_Working data:_

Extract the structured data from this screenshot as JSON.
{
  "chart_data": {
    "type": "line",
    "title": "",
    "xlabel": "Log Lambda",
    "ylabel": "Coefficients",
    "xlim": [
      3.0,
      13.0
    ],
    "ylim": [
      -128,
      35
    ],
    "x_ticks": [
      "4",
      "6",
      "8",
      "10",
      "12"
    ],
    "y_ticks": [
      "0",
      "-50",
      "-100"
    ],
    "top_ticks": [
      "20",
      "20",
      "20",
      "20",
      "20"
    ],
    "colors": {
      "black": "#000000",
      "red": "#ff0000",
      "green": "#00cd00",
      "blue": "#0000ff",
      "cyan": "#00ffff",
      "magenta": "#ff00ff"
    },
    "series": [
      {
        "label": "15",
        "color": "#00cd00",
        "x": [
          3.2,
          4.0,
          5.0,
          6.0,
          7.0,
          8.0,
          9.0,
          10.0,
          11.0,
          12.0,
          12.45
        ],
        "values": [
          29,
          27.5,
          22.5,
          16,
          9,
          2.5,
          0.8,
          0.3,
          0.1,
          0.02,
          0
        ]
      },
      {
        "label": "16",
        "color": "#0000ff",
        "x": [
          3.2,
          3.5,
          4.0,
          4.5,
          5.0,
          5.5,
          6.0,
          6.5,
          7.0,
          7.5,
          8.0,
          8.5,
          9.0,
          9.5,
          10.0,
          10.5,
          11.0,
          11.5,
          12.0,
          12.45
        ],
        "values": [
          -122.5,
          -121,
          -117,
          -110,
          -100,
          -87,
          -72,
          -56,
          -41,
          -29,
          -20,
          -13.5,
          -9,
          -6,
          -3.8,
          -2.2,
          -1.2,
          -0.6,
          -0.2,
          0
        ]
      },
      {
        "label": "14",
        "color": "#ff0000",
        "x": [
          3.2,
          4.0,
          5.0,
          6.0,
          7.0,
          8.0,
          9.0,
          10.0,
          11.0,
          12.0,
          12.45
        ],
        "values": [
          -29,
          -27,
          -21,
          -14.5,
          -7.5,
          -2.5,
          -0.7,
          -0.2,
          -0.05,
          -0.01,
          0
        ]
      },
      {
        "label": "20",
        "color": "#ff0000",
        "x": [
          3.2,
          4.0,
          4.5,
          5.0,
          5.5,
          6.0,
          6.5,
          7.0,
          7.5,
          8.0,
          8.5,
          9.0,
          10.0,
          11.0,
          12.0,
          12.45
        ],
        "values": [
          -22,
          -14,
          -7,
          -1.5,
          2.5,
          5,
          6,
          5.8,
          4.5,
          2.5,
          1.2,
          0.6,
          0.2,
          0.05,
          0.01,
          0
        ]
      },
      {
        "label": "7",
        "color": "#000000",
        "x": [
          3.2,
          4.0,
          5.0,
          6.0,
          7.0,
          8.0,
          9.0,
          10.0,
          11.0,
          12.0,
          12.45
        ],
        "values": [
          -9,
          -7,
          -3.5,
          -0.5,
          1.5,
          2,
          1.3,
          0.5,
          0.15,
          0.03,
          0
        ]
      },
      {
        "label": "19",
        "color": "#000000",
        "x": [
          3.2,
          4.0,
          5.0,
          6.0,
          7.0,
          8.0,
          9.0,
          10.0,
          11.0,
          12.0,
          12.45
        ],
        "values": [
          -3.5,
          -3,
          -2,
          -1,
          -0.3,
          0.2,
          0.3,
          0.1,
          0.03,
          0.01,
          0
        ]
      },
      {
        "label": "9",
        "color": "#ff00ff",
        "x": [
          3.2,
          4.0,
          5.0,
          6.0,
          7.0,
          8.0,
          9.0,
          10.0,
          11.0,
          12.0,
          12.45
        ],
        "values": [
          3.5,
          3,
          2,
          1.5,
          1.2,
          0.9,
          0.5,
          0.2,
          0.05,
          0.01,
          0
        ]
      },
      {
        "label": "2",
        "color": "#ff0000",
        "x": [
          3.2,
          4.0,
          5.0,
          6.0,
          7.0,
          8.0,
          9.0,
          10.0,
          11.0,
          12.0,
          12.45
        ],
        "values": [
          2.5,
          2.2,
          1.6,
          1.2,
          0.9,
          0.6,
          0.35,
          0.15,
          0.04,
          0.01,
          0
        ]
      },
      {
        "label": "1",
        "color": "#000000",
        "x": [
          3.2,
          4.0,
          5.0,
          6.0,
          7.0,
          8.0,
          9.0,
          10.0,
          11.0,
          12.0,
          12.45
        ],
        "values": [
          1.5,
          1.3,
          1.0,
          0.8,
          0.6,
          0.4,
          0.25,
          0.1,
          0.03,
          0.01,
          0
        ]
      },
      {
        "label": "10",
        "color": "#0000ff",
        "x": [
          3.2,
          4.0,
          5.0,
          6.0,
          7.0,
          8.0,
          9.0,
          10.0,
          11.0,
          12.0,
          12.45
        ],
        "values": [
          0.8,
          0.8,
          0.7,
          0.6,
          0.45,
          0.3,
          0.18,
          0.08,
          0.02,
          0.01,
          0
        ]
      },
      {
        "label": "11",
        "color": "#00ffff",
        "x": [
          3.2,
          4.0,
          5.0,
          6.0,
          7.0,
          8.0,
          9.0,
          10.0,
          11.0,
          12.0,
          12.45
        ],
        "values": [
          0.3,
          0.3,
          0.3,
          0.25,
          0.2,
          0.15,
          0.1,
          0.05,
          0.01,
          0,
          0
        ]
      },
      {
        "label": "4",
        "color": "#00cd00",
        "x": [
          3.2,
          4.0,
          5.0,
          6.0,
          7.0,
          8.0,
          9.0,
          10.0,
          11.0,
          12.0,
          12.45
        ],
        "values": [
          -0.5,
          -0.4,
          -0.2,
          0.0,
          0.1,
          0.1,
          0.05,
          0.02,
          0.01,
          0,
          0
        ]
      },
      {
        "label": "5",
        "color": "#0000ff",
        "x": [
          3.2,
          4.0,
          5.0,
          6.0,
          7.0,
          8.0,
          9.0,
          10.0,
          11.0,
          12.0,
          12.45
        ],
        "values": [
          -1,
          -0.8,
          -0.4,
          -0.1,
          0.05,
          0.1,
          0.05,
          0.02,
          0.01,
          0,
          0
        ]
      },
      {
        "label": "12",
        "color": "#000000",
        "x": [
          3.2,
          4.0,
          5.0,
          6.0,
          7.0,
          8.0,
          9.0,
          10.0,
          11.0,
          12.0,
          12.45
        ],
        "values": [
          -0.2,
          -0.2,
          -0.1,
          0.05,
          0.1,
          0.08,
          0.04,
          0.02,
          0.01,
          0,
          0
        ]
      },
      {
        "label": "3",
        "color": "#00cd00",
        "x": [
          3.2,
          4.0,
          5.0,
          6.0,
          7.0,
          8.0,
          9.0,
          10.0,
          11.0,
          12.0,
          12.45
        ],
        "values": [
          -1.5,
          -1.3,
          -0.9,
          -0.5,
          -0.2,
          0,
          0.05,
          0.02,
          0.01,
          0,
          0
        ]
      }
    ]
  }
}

_Stated exercise:_
Reproduce the entries above exactly.

_Expected output:_
Extract the structured data from this screenshot as JSON.
{
  "chart_data": {
    "type": "line",
    "title": "",
    "xlabel": "Log Lambda",
    "ylabel": "Coefficients",
    "xlim": [
      3.0,
      13.0
    ],
    "ylim": [
      -128,
      35
    ],
    "x_ticks": [
      "4",
      "6",
      "8",
      "10",
      "12"
    ],
    "y_ticks": [
      "0",
      "-50",
      "-100"
    ],
    "top_ticks": [
      "20",
      "20",
      "20",
      "20",
      "20"
    ],
    "colors": {
      "black": "#000000",
      "red": "#ff0000",
      "green": "#00cd00",
      "blue": "#0000ff",
      "cyan": "#00ffff",
      "magenta": "#ff00ff"
    },
    "series": [
      {
        "label": "15",
        "color": "#00cd00",
        "x": [
          3.2,
          4.0,
          5.0,
          6.0,
          7.0,
          8.0,
          9.0,
          10.0,
          11.0,
          12.0,
          12.45
        ],
        "values": [
          29,
          27.5,
          22.5,
          16,
          9,
          2.5,
          0.8,
          0.3,
          0.1,
          0.02,
          0
        ]
      },
      {
        "label": "16",
        "color": "#0000ff",
        "x": [
          3.2,
          3.5,
          4.0,
          4.5,
          5.0,
          5.5,
          6.0,
          6.5,
          7.0,
          7.5,
          8.0,
          8.5,
          9.0,
          9.5,
          10.0,
          10.5,
          11.0,
          11.5,
          12.0,
          12.45
        ],
        "values": [
          -122.5,
          -121,
          -117,
          -110,
          -100,
          -87,
          -72,
          -56,
          -41,
          -29,
          -20,
          -13.5,
          -9,
          -6,
          -3.8,
          -2.2,
          -1.2,
          -0.6,
          -0.2,
          0
        ]
      },
      {
        "label": "14",
        "color": "#ff0000",
        "x": [
          3.2,
          4.0,
          5.0,
          6.0,
          7.0,
          8.0,
          9.0,
          10.0,
          11.0,
          12.0,
          12.45
        ],
        "values": [
          -29,
          -27,
          -21,
          -14.5,
          -7.5,
          -2.5,
          -0.7,
          -0.2,
          -0.05,
          -0.01,
          0
        ]
      },
      {
        "label": "20",
        "color": "#ff0000",
        "x": [
          3.2,
          4.0,
          4.5,
          5.0,
          5.5,
          6.0,
          6.5,
          7.0,
          7.5,
          8.0,
          8.5,
          9.0,
          10.0,
          11.0,
          12.0,
          12.45
        ],
        "values": [
          -22,
          -14,
          -7,
          -1.5,
          2.5,
          5,
          6,
          5.8,
          4.5,
          2.5,
          1.2,
          0.6,
          0.2,
          0.05,
          0.01,
          0
        ]
      },
      {
        "label": "7",
        "color": "#000000",
        "x": [
          3.2,
          4.0,
          5.0,
          6.0,
          7.0,
          8.0,
          9.0,
          10.0,
          11.0,
          12.0,
          12.45
        ],
        "values": [
          -9,
          -7,
          -3.5,
          -0.5,
          1.5,
          2,
          1.3,
          0.5,
          0.15,
          0.03,
          0
        ]
      },
      {
        "label": "19",
        "color": "#000000",
        "x": [
          3.2,
          4.0,
          5.0,
          6.0,
          7.0,
          8.0,
          9.0,
          10.0,
          11.0,
          12.0,
          12.45
        ],
        "values": [
          -3.5,
          -3,
          -2,
          -1,
          -0.3,
          0.2,
          0.3,
          0.1,
          0.03,
          0.01,
          0
        ]
      },
      {
        "label": "9",
        "color": "#ff00ff",
        "x": [
          3.2,
          4.0,
          5.0,
          6.0,
          7.0,
          8.0,
          9.0,
          10.0,
          11.0,
          12.0,
          12.45
        ],
        "values": [
          3.5,
          3,
          2,
          1.5,
          1.2,
          0.9,
          0.5,
          0.2,
          0.05,
          0.01,
          0
        ]
      },
      {
        "label": "2",
        "color": "#ff0000",
        "x": [
          3.2,
          4.0,
          5.0,
          6.0,
          7.0,
          8.0,
          9.0,
          10.0,
          11.0,
          12.0,
          12.45
        ],
        "values": [
          2.5,
          2.2,
          1.6,
          1.2,
          0.9,
          0.6,
          0.35,
          0.15,
          0.04,
          0.01,
          0
        ]
      },
      {
        "label": "1",
        "color": "#000000",
        "x": [
          3.2,
          4.0,
          5.0,
          6.0,
          7.0,
          8.0,
          9.0,
          10.0,
          11.0,
          12.0,
          12.45
        ],
        "values": [
          1.5,
          1.3,
          1.0,
          0.8,
          0.6,
          0.4,
          0.25,
          0.1,
          0.03,
          0.01,
          0
        ]
      },
      {
        "label": "10",
        "color": "#0000ff",
        "x": [
          3.2,
          4.0,
          5.0,
          6.0,
          7.0,
          8.0,
          9.0,
          10.0,
          11.0,
          12.0,
          12.45
        ],
        "values": [
          0.8,
          0.8,
          0.7,
          0.6,
          0.45,
          0.3,
          0.18,
          0.08,
          0.02,
          0.01,
          0
        ]
      },
      {
        "label": "11",
        "color": "#00ffff",
        "x": [
          3.2,
          4.0,
          5.0,
          6.0,
          7.0,
          8.0,
          9.0,
          10.0,
          11.0,
          12.0,
          12.45
        ],
        "values": [
          0.3,
          0.3,
          0.3,
          0.25,
          0.2,
          0.15,
          0.1,
          0.05,
          0.01,
          0,
          0
        ]
      },
      {
        "label": "4",
        "color": "#00cd00",
        "x": [
          3.2,
          4.0,
          5.0,
          6.0,
          7.0,
          8.0,
          9.0,
          10.0,
          11.0,
          12.0,
          12.45
        ],
        "values": [
          -0.5,
          -0.4,
          -0.2,
          0.0,
          0.1,
          0.1,
          0.05,
          0.02,
          0.01,
          0,
          0
        ]
      },
      {
        "label": "5",
        "color": "#0000ff",
        "x": [
          3.2,
          4.0,
          5.0,
          6.0,
          7.0,
          8.0,
          9.0,
          10.0,
          11.0,
          12.0,
          12.45
        ],
        "values": [
          -1,
          -0.8,
          -0.4,
          -0.1,
          0.05,
          0.1,
          0.05,
          0.02,
          0.01,
          0,
          0
        ]
      },
      {
        "label": "12",
        "color": "#000000",
        "x": [
          3.2,
          4.0,
          5.0,
          6.0,
          7.0,
          8.0,
          9.0,
          10.0,
          11.0,
          12.0,
          12.45
        ],
        "values": [
          -0.2,
          -0.2,
          -0.1,
          0.05,
          0.1,
          0.08,
          0.04,
          0.02,
          0.01,
          0,
          0
        ]
      },
      {
        "label": "3",
        "color": "#00cd00",
        "x": [
          3.2,
          4.0,
          5.0,
          6.0,
          7.0,
          8.0,
          9.0,
          10.0,
          11.0,
          12.0,
          12.45
        ],
        "values": [
          -1.5,
          -1.3,
          -0.9,
          -0.5,
          -0.2,
          0,
          0.05,
          0.02,
          0.01,
          0,
          0
        ]
      }
    ]
  }
}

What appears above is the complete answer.